> _Supplied data_

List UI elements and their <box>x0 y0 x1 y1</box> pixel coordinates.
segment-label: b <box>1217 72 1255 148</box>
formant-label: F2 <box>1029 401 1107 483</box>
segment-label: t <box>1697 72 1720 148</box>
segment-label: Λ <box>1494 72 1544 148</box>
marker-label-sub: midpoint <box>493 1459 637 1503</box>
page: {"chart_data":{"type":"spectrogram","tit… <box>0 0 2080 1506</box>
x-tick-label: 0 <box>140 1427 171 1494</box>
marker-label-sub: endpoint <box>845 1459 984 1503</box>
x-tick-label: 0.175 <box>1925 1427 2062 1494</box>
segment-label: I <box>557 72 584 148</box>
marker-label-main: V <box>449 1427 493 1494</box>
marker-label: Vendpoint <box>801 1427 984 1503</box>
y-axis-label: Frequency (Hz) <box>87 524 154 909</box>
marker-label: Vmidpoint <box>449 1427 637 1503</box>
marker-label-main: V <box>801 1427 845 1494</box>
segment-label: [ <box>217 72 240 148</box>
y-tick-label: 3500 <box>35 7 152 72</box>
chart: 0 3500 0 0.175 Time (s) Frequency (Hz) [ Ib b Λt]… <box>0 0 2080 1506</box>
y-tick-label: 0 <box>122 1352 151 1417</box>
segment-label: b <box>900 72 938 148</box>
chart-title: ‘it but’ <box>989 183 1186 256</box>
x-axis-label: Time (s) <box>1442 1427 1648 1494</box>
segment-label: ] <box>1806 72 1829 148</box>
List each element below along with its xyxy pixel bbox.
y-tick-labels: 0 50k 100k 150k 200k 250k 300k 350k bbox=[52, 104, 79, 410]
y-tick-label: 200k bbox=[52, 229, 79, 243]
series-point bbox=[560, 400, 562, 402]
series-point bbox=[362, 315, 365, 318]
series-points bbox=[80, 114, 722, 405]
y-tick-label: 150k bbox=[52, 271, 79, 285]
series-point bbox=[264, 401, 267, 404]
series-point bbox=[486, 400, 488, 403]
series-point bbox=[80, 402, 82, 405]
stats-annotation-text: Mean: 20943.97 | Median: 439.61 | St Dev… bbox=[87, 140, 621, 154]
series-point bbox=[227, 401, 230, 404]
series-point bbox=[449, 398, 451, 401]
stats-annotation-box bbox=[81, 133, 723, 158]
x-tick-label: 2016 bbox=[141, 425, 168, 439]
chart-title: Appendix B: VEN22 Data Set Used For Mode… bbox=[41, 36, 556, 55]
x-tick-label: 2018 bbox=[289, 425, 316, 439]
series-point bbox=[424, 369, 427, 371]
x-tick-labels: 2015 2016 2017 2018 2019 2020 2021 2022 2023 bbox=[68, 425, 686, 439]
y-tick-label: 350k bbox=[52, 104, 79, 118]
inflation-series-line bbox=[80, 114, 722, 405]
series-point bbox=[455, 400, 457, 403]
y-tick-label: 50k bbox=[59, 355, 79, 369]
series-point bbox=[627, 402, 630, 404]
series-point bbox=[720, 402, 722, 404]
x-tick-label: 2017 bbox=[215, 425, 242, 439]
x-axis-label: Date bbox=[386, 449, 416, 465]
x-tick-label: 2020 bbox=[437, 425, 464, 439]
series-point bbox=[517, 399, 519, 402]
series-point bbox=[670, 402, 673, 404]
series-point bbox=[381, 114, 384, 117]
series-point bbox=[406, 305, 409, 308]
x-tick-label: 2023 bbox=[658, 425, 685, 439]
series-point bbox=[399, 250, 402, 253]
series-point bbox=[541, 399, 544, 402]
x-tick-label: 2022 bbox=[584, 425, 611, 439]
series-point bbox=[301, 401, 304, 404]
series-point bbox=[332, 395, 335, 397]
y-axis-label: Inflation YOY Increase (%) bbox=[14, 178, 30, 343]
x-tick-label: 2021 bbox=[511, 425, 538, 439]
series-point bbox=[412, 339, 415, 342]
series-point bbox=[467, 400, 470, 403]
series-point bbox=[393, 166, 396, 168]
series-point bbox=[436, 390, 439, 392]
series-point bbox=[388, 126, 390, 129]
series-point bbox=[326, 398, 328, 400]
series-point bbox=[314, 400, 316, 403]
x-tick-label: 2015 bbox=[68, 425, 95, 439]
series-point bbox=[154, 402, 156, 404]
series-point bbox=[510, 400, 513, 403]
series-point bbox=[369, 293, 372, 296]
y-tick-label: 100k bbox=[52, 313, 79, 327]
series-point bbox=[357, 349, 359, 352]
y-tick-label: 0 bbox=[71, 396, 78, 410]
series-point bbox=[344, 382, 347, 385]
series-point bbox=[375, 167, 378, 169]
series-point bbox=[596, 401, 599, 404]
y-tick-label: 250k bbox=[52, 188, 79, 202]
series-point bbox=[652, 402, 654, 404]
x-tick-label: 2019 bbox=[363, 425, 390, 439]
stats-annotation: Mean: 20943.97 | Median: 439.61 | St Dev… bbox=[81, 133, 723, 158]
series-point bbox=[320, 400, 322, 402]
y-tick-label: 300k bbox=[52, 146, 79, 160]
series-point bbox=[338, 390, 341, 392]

> _Your goal_
Reproduce all of the items above, keeping every line unchanged.

> _Full output_
List UI elements and their <box>x0 y0 x1 y1</box> pixel coordinates.
segment-label: b <box>1217 72 1255 148</box>
formant-label: F2 <box>1029 401 1107 483</box>
segment-label: t <box>1697 72 1720 148</box>
segment-label: Λ <box>1494 72 1544 148</box>
marker-label-sub: midpoint <box>493 1459 637 1503</box>
page: {"chart_data":{"type":"spectrogram","tit… <box>0 0 2080 1506</box>
x-tick-label: 0 <box>140 1427 171 1494</box>
marker-label-sub: endpoint <box>845 1459 984 1503</box>
x-tick-label: 0.175 <box>1925 1427 2062 1494</box>
segment-label: I <box>557 72 584 148</box>
marker-label-main: V <box>449 1427 493 1494</box>
marker-label: Vendpoint <box>801 1427 984 1503</box>
y-axis-label: Frequency (Hz) <box>87 524 154 909</box>
marker-label: Vmidpoint <box>449 1427 637 1503</box>
marker-label-main: V <box>801 1427 845 1494</box>
segment-label: [ <box>217 72 240 148</box>
y-tick-label: 3500 <box>35 7 152 72</box>
chart: 0 3500 0 0.175 Time (s) Frequency (Hz) [ Ib b Λt]… <box>0 0 2080 1506</box>
y-tick-label: 0 <box>122 1352 151 1417</box>
segment-label: b <box>900 72 938 148</box>
chart-title: ‘it but’ <box>989 183 1186 256</box>
x-axis-label: Time (s) <box>1442 1427 1648 1494</box>
segment-label: ] <box>1806 72 1829 148</box>
List each element below along with its xyxy pixel bbox.
y-tick-labels: 0 50k 100k 150k 200k 250k 300k 350k bbox=[52, 104, 79, 410]
y-tick-label: 200k bbox=[52, 229, 79, 243]
series-point bbox=[560, 400, 562, 402]
series-point bbox=[362, 315, 365, 318]
series-points bbox=[80, 114, 722, 405]
y-tick-label: 150k bbox=[52, 271, 79, 285]
series-point bbox=[264, 401, 267, 404]
series-point bbox=[486, 400, 488, 403]
series-point bbox=[80, 402, 82, 405]
stats-annotation-text: Mean: 20943.97 | Median: 439.61 | St Dev… bbox=[87, 140, 621, 154]
series-point bbox=[227, 401, 230, 404]
series-point bbox=[449, 398, 451, 401]
stats-annotation-box bbox=[81, 133, 723, 158]
x-tick-label: 2016 bbox=[141, 425, 168, 439]
chart-title: Appendix B: VEN22 Data Set Used For Mode… bbox=[41, 36, 556, 55]
x-tick-label: 2018 bbox=[289, 425, 316, 439]
series-point bbox=[424, 369, 427, 371]
x-tick-labels: 2015 2016 2017 2018 2019 2020 2021 2022 2023 bbox=[68, 425, 686, 439]
y-tick-label: 350k bbox=[52, 104, 79, 118]
inflation-series-line bbox=[80, 114, 722, 405]
series-point bbox=[455, 400, 457, 403]
y-tick-label: 50k bbox=[59, 355, 79, 369]
series-point bbox=[627, 402, 630, 404]
series-point bbox=[720, 402, 722, 404]
x-tick-label: 2017 bbox=[215, 425, 242, 439]
x-axis-label: Date bbox=[386, 449, 416, 465]
x-tick-label: 2020 bbox=[437, 425, 464, 439]
series-point bbox=[517, 399, 519, 402]
series-point bbox=[670, 402, 673, 404]
series-point bbox=[381, 114, 384, 117]
series-point bbox=[406, 305, 409, 308]
x-tick-label: 2023 bbox=[658, 425, 685, 439]
series-point bbox=[399, 250, 402, 253]
series-point bbox=[541, 399, 544, 402]
x-tick-label: 2022 bbox=[584, 425, 611, 439]
series-point bbox=[301, 401, 304, 404]
series-point bbox=[332, 395, 335, 397]
y-axis-label: Inflation YOY Increase (%) bbox=[14, 178, 30, 343]
x-tick-label: 2021 bbox=[511, 425, 538, 439]
series-point bbox=[412, 339, 415, 342]
series-point bbox=[467, 400, 470, 403]
series-point bbox=[393, 166, 396, 168]
series-point bbox=[436, 390, 439, 392]
series-point bbox=[388, 126, 390, 129]
series-point bbox=[326, 398, 328, 400]
series-point bbox=[314, 400, 316, 403]
x-tick-label: 2015 bbox=[68, 425, 95, 439]
series-point bbox=[154, 402, 156, 404]
series-point bbox=[510, 400, 513, 403]
series-point bbox=[369, 293, 372, 296]
y-tick-label: 100k bbox=[52, 313, 79, 327]
series-point bbox=[357, 349, 359, 352]
y-tick-label: 0 bbox=[71, 396, 78, 410]
series-point bbox=[344, 382, 347, 385]
series-point bbox=[375, 167, 378, 169]
series-point bbox=[596, 401, 599, 404]
y-tick-label: 250k bbox=[52, 188, 79, 202]
series-point bbox=[652, 402, 654, 404]
x-tick-label: 2019 bbox=[363, 425, 390, 439]
stats-annotation: Mean: 20943.97 | Median: 439.61 | St Dev… bbox=[81, 133, 723, 158]
series-point bbox=[320, 400, 322, 402]
y-tick-label: 300k bbox=[52, 146, 79, 160]
series-point bbox=[338, 390, 341, 392]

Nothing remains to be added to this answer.